— START OF Provided material —

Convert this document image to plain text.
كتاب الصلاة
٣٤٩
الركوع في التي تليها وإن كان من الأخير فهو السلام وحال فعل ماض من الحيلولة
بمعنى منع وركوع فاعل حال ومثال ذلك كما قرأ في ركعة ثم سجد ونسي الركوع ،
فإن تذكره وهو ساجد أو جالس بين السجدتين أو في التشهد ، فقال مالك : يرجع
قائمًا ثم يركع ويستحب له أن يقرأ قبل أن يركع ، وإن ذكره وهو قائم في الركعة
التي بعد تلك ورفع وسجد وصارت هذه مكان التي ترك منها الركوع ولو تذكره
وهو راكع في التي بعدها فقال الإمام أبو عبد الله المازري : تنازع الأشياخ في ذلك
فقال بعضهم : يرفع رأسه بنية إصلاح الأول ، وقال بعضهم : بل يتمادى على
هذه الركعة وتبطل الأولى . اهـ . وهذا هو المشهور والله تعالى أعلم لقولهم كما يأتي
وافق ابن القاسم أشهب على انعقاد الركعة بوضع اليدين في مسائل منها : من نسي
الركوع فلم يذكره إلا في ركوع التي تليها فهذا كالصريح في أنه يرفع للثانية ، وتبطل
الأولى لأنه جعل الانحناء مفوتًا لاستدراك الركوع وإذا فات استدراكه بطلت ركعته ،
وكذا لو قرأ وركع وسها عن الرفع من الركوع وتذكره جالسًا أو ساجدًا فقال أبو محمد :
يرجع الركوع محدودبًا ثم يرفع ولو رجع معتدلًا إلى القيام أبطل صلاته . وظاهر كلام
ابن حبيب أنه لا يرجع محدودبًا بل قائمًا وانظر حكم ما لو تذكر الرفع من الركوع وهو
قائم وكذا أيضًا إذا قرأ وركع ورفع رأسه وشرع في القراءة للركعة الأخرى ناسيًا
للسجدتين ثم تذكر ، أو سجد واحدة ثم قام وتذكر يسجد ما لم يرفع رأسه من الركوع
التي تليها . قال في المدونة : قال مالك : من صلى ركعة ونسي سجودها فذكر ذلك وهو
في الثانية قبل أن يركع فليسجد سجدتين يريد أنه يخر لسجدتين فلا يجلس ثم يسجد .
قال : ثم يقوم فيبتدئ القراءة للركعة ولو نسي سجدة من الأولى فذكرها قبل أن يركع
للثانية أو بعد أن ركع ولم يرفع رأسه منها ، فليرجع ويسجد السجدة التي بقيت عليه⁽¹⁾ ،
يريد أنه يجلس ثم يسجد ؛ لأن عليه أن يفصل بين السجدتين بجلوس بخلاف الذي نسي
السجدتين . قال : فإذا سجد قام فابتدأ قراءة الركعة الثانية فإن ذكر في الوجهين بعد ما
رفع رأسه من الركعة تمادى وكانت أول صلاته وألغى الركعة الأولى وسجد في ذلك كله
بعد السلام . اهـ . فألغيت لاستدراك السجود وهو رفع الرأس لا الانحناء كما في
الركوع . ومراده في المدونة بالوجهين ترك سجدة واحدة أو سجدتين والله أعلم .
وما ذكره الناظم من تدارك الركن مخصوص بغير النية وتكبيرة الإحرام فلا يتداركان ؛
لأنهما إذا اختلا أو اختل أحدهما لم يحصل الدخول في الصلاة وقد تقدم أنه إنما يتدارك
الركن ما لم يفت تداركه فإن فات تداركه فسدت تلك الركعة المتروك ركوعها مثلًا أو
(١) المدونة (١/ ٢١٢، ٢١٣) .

— END OF Provided material —

What to work on:
From the data above, gather every line that includes the word "والله".

Written answer:
هذه الركعة وتبطل الأولى . اهـ . وهذا هو المشهور والله تعالى أعلم لقولهم كما يأتي
الركوع . ومراده في المدونة بالوجهين ترك سجدة واحدة أو سجدتين والله أعلم .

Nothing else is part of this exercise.